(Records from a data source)
----
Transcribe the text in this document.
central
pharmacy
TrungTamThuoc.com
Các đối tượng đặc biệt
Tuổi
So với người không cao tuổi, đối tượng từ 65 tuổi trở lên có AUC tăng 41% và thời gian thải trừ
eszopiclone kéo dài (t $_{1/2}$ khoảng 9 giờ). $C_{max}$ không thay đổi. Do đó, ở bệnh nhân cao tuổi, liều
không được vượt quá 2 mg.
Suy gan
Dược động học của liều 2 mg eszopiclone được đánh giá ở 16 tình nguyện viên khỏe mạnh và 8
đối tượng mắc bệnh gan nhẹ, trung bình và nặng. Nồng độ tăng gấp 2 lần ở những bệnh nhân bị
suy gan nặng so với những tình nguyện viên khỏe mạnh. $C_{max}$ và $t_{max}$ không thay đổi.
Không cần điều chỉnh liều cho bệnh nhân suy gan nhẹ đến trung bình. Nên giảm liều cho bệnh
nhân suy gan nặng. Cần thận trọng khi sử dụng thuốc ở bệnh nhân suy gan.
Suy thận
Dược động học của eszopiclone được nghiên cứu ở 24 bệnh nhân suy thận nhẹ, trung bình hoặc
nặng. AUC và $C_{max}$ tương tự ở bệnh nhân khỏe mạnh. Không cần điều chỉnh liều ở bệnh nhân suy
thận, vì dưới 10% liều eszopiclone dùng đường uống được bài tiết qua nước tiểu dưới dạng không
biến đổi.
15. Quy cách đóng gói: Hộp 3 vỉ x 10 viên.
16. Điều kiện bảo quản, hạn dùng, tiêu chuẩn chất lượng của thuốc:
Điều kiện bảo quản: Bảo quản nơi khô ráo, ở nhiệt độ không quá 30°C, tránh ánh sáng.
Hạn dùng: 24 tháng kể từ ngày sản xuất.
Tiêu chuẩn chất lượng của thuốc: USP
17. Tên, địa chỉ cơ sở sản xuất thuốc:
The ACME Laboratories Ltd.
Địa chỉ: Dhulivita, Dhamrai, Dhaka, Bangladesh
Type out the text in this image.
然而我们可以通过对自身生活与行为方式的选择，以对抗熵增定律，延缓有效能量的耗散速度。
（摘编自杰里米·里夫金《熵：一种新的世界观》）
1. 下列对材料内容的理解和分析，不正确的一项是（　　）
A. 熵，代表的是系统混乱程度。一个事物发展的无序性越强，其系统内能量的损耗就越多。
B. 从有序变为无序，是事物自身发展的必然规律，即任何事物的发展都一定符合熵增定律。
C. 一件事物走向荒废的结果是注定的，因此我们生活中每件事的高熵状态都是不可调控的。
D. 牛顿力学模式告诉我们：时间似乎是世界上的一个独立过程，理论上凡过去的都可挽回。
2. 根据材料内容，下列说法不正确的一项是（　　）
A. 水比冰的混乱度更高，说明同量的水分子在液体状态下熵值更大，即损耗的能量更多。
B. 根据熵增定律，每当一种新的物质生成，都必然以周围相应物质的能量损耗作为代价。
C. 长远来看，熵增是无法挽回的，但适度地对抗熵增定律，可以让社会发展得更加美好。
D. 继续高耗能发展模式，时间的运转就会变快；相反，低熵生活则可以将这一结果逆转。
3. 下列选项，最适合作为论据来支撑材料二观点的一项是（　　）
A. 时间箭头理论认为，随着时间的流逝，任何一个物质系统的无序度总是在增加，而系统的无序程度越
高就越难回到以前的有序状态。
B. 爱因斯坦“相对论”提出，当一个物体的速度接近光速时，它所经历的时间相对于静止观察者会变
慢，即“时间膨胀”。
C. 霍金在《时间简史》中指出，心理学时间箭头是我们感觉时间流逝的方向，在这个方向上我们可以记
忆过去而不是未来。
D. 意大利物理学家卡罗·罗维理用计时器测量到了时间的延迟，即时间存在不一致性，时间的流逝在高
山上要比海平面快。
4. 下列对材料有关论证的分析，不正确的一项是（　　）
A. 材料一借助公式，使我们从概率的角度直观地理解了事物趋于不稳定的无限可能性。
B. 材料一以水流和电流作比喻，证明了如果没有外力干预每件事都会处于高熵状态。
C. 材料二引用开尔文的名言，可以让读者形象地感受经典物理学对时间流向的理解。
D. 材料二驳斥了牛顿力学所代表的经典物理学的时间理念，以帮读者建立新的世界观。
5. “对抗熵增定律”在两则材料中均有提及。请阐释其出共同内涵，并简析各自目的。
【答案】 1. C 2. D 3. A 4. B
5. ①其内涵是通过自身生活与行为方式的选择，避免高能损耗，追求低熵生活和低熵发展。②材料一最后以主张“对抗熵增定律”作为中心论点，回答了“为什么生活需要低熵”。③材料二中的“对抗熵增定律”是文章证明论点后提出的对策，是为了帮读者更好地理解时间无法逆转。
----
▶ **Set exercise**: Print every record exactly as it was given.

▶ **Exercise response**:
Transcribe the text in this document.
central
pharmacy
TrungTamThuoc.com
Các đối tượng đặc biệt
Tuổi
So với người không cao tuổi, đối tượng từ 65 tuổi trở lên có AUC tăng 41% và thời gian thải trừ
eszopiclone kéo dài (t $_{1/2}$ khoảng 9 giờ). $C_{max}$ không thay đổi. Do đó, ở bệnh nhân cao tuổi, liều
không được vượt quá 2 mg.
Suy gan
Dược động học của liều 2 mg eszopiclone được đánh giá ở 16 tình nguyện viên khỏe mạnh và 8
đối tượng mắc bệnh gan nhẹ, trung bình và nặng. Nồng độ tăng gấp 2 lần ở những bệnh nhân bị
suy gan nặng so với những tình nguyện viên khỏe mạnh. $C_{max}$ và $t_{max}$ không thay đổi.
Không cần điều chỉnh liều cho bệnh nhân suy gan nhẹ đến trung bình. Nên giảm liều cho bệnh
nhân suy gan nặng. Cần thận trọng khi sử dụng thuốc ở bệnh nhân suy gan.
Suy thận
Dược động học của eszopiclone được nghiên cứu ở 24 bệnh nhân suy thận nhẹ, trung bình hoặc
nặng. AUC và $C_{max}$ tương tự ở bệnh nhân khỏe mạnh. Không cần điều chỉnh liều ở bệnh nhân suy
thận, vì dưới 10% liều eszopiclone dùng đường uống được bài tiết qua nước tiểu dưới dạng không
biến đổi.
15. Quy cách đóng gói: Hộp 3 vỉ x 10 viên.
16. Điều kiện bảo quản, hạn dùng, tiêu chuẩn chất lượng của thuốc:
Điều kiện bảo quản: Bảo quản nơi khô ráo, ở nhiệt độ không quá 30°C, tránh ánh sáng.
Hạn dùng: 24 tháng kể từ ngày sản xuất.
Tiêu chuẩn chất lượng của thuốc: USP
17. Tên, địa chỉ cơ sở sản xuất thuốc:
The ACME Laboratories Ltd.
Địa chỉ: Dhulivita, Dhamrai, Dhaka, Bangladesh
Type out the text in this image.
然而我们可以通过对自身生活与行为方式的选择，以对抗熵增定律，延缓有效能量的耗散速度。
（摘编自杰里米·里夫金《熵：一种新的世界观》）
1. 下列对材料内容的理解和分析，不正确的一项是（　　）
A. 熵，代表的是系统混乱程度。一个事物发展的无序性越强，其系统内能量的损耗就越多。
B. 从有序变为无序，是事物自身发展的必然规律，即任何事物的发展都一定符合熵增定律。
C. 一件事物走向荒废的结果是注定的，因此我们生活中每件事的高熵状态都是不可调控的。
D. 牛顿力学模式告诉我们：时间似乎是世界上的一个独立过程，理论上凡过去的都可挽回。
2. 根据材料内容，下列说法不正确的一项是（　　）
A. 水比冰的混乱度更高，说明同量的水分子在液体状态下熵值更大，即损耗的能量更多。
B. 根据熵增定律，每当一种新的物质生成，都必然以周围相应物质的能量损耗作为代价。
C. 长远来看，熵增是无法挽回的，但适度地对抗熵增定律，可以让社会发展得更加美好。
D. 继续高耗能发展模式，时间的运转就会变快；相反，低熵生活则可以将这一结果逆转。
3. 下列选项，最适合作为论据来支撑材料二观点的一项是（　　）
A. 时间箭头理论认为，随着时间的流逝，任何一个物质系统的无序度总是在增加，而系统的无序程度越
高就越难回到以前的有序状态。
B. 爱因斯坦“相对论”提出，当一个物体的速度接近光速时，它所经历的时间相对于静止观察者会变
慢，即“时间膨胀”。
C. 霍金在《时间简史》中指出，心理学时间箭头是我们感觉时间流逝的方向，在这个方向上我们可以记
忆过去而不是未来。
D. 意大利物理学家卡罗·罗维理用计时器测量到了时间的延迟，即时间存在不一致性，时间的流逝在高
山上要比海平面快。
4. 下列对材料有关论证的分析，不正确的一项是（　　）
A. 材料一借助公式，使我们从概率的角度直观地理解了事物趋于不稳定的无限可能性。
B. 材料一以水流和电流作比喻，证明了如果没有外力干预每件事都会处于高熵状态。
C. 材料二引用开尔文的名言，可以让读者形象地感受经典物理学对时间流向的理解。
D. 材料二驳斥了牛顿力学所代表的经典物理学的时间理念，以帮读者建立新的世界观。
5. “对抗熵增定律”在两则材料中均有提及。请阐释其出共同内涵，并简析各自目的。
【答案】 1. C 2. D 3. A 4. B
5. ①其内涵是通过自身生活与行为方式的选择，避免高能损耗，追求低熵生活和低熵发展。②材料一最后以主张“对抗熵增定律”作为中心论点，回答了“为什么生活需要低熵”。③材料二中的“对抗熵增定律”是文章证明论点后提出的对策，是为了帮读者更好地理解时间无法逆转。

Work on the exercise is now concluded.